It is required that all of the data be written out exactly.
---------- INPUT FOR THIS TASK ----------
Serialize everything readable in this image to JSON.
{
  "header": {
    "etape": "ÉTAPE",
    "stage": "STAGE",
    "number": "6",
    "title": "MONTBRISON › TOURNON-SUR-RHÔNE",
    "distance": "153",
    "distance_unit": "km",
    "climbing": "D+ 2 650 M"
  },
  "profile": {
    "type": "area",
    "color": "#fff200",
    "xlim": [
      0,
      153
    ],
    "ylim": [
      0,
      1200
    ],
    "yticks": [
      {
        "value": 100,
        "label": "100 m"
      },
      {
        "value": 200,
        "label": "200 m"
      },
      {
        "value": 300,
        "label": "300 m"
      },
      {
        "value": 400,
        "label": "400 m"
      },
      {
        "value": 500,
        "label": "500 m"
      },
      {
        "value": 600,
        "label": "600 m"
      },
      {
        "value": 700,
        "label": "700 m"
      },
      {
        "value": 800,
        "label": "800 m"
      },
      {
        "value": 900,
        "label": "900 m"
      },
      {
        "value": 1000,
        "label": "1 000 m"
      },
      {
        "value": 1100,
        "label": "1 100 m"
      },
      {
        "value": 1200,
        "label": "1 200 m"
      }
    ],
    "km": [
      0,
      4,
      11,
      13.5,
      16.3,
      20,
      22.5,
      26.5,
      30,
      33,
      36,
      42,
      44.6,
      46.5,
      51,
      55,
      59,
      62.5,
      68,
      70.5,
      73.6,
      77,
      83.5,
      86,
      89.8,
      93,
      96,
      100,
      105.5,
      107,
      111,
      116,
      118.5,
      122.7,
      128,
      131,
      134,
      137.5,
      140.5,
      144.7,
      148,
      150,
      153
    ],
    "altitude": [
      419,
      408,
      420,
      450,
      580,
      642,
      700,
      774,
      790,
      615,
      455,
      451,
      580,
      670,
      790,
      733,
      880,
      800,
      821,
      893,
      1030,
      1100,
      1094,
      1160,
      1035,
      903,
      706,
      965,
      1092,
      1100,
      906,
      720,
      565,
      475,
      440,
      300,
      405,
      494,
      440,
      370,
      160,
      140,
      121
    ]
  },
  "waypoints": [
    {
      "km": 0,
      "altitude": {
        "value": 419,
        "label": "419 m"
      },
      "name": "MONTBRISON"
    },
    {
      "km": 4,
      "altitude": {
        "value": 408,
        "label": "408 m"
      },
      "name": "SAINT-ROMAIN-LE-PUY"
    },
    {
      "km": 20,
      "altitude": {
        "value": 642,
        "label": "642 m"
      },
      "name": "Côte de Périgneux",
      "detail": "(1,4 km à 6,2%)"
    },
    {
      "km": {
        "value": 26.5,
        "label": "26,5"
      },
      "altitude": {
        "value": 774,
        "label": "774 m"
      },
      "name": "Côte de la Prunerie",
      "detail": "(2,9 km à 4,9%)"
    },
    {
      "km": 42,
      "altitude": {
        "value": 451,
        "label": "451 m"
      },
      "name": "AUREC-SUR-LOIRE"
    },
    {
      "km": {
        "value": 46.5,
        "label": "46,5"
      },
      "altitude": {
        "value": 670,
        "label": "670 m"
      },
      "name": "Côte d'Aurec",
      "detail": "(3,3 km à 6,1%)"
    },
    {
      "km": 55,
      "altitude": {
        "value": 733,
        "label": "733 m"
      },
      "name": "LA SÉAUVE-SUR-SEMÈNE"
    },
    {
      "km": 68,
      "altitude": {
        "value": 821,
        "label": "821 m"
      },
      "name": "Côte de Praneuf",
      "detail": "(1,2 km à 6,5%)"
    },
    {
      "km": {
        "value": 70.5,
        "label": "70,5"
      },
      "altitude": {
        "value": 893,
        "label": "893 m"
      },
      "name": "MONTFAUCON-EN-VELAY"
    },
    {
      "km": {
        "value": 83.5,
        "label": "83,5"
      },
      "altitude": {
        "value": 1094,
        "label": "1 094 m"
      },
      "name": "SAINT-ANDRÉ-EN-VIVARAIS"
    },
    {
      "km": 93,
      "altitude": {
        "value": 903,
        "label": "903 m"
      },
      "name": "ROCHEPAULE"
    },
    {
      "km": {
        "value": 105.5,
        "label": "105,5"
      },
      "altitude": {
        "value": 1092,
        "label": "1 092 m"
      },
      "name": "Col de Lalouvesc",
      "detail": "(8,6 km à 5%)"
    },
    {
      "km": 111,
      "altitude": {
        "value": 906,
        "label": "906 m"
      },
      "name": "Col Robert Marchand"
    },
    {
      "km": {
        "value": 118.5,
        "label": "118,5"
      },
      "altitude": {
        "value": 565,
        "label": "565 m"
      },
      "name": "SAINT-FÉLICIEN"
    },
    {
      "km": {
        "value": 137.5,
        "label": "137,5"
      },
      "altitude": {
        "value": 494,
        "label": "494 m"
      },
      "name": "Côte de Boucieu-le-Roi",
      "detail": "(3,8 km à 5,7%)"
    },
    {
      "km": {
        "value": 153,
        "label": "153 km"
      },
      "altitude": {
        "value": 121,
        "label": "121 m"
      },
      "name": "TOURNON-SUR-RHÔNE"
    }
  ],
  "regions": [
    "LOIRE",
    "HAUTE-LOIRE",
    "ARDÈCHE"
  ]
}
----------
» RESULT OF THE TASK
Serialize everything readable in this image to JSON.
{
  "header": {
    "etape": "ÉTAPE",
    "stage": "STAGE",
    "number": "6",
    "title": "MONTBRISON › TOURNON-SUR-RHÔNE",
    "distance": "153",
    "distance_unit": "km",
    "climbing": "D+ 2 650 M"
  },
  "profile": {
    "type": "area",
    "color": "#fff200",
    "xlim": [
      0,
      153
    ],
    "ylim": [
      0,
      1200
    ],
    "yticks": [
      {
        "value": 100,
        "label": "100 m"
      },
      {
        "value": 200,
        "label": "200 m"
      },
      {
        "value": 300,
        "label": "300 m"
      },
      {
        "value": 400,
        "label": "400 m"
      },
      {
        "value": 500,
        "label": "500 m"
      },
      {
        "value": 600,
        "label": "600 m"
      },
      {
        "value": 700,
        "label": "700 m"
      },
      {
        "value": 800,
        "label": "800 m"
      },
      {
        "value": 900,
        "label": "900 m"
      },
      {
        "value": 1000,
        "label": "1 000 m"
      },
      {
        "value": 1100,
        "label": "1 100 m"
      },
      {
        "value": 1200,
        "label": "1 200 m"
      }
    ],
    "km": [
      0,
      4,
      11,
      13.5,
      16.3,
      20,
      22.5,
      26.5,
      30,
      33,
      36,
      42,
      44.6,
      46.5,
      51,
      55,
      59,
      62.5,
      68,
      70.5,
      73.6,
      77,
      83.5,
      86,
      89.8,
      93,
      96,
      100,
      105.5,
      107,
      111,
      116,
      118.5,
      122.7,
      128,
      131,
      134,
      137.5,
      140.5,
      144.7,
      148,
      150,
      153
    ],
    "altitude": [
      419,
      408,
      420,
      450,
      580,
      642,
      700,
      774,
      790,
      615,
      455,
      451,
      580,
      670,
      790,
      733,
      880,
      800,
      821,
      893,
      1030,
      1100,
      1094,
      1160,
      1035,
      903,
      706,
      965,
      1092,
      1100,
      906,
      720,
      565,
      475,
      440,
      300,
      405,
      494,
      440,
      370,
      160,
      140,
      121
    ]
  },
  "waypoints": [
    {
      "km": 0,
      "altitude": {
        "value": 419,
        "label": "419 m"
      },
      "name": "MONTBRISON"
    },
    {
      "km": 4,
      "altitude": {
        "value": 408,
        "label": "408 m"
      },
      "name": "SAINT-ROMAIN-LE-PUY"
    },
    {
      "km": 20,
      "altitude": {
        "value": 642,
        "label": "642 m"
      },
      "name": "Côte de Périgneux",
      "detail": "(1,4 km à 6,2%)"
    },
    {
      "km": {
        "value": 26.5,
        "label": "26,5"
      },
      "altitude": {
        "value": 774,
        "label": "774 m"
      },
      "name": "Côte de la Prunerie",
      "detail": "(2,9 km à 4,9%)"
    },
    {
      "km": 42,
      "altitude": {
        "value": 451,
        "label": "451 m"
      },
      "name": "AUREC-SUR-LOIRE"
    },
    {
      "km": {
        "value": 46.5,
        "label": "46,5"
      },
      "altitude": {
        "value": 670,
        "label": "670 m"
      },
      "name": "Côte d'Aurec",
      "detail": "(3,3 km à 6,1%)"
    },
    {
      "km": 55,
      "altitude": {
        "value": 733,
        "label": "733 m"
      },
      "name": "LA SÉAUVE-SUR-SEMÈNE"
    },
    {
      "km": 68,
      "altitude": {
        "value": 821,
        "label": "821 m"
      },
      "name": "Côte de Praneuf",
      "detail": "(1,2 km à 6,5%)"
    },
    {
      "km": {
        "value": 70.5,
        "label": "70,5"
      },
      "altitude": {
        "value": 893,
        "label": "893 m"
      },
      "name": "MONTFAUCON-EN-VELAY"
    },
    {
      "km": {
        "value": 83.5,
        "label": "83,5"
      },
      "altitude": {
        "value": 1094,
        "label": "1 094 m"
      },
      "name": "SAINT-ANDRÉ-EN-VIVARAIS"
    },
    {
      "km": 93,
      "altitude": {
        "value": 903,
        "label": "903 m"
      },
      "name": "ROCHEPAULE"
    },
    {
      "km": {
        "value": 105.5,
        "label": "105,5"
      },
      "altitude": {
        "value": 1092,
        "label": "1 092 m"
      },
      "name": "Col de Lalouvesc",
      "detail": "(8,6 km à 5%)"
    },
    {
      "km": 111,
      "altitude": {
        "value": 906,
        "label": "906 m"
      },
      "name": "Col Robert Marchand"
    },
    {
      "km": {
        "value": 118.5,
        "label": "118,5"
      },
      "altitude": {
        "value": 565,
        "label": "565 m"
      },
      "name": "SAINT-FÉLICIEN"
    },
    {
      "km": {
        "value": 137.5,
        "label": "137,5"
      },
      "altitude": {
        "value": 494,
        "label": "494 m"
      },
      "name": "Côte de Boucieu-le-Roi",
      "detail": "(3,8 km à 5,7%)"
    },
    {
      "km": {
        "value": 153,
        "label": "153 km"
      },
      "altitude": {
        "value": 121,
        "label": "121 m"
      },
      "name": "TOURNON-SUR-RHÔNE"
    }
  ],
  "regions": [
    "LOIRE",
    "HAUTE-LOIRE",
    "ARDÈCHE"
  ]
}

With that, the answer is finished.